## Written exercise
Give the listing again character for character, but drop the images.

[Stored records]
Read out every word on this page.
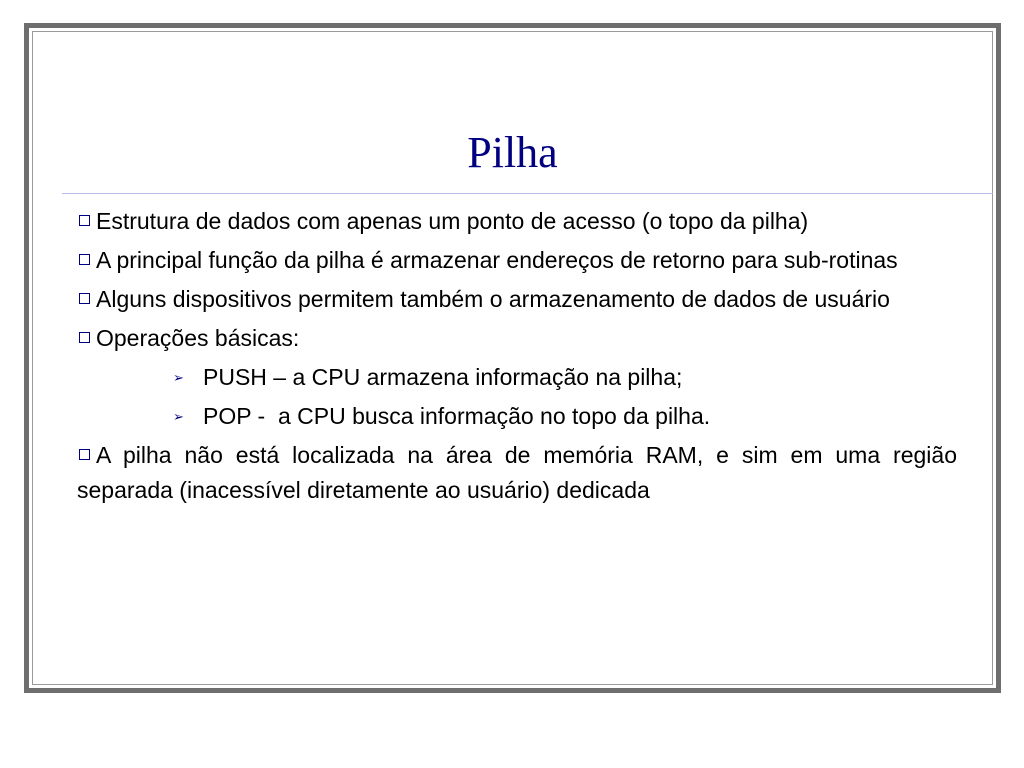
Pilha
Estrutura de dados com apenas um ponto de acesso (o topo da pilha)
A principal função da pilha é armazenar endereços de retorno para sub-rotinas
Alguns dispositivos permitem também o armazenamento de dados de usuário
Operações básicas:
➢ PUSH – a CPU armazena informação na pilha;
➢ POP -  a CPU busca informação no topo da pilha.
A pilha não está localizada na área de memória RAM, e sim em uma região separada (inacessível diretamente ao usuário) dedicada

## Expected answer
Read out every word on this page.
Pilha
Estrutura de dados com apenas um ponto de acesso (o topo da pilha)
A principal função da pilha é armazenar endereços de retorno para sub-rotinas
Alguns dispositivos permitem também o armazenamento de dados de usuário
Operações básicas:
➢ PUSH – a CPU armazena informação na pilha;
➢ POP -  a CPU busca informação no topo da pilha.
A pilha não está localizada na área de memória RAM, e sim em uma região separada (inacessível diretamente ao usuário) dedicada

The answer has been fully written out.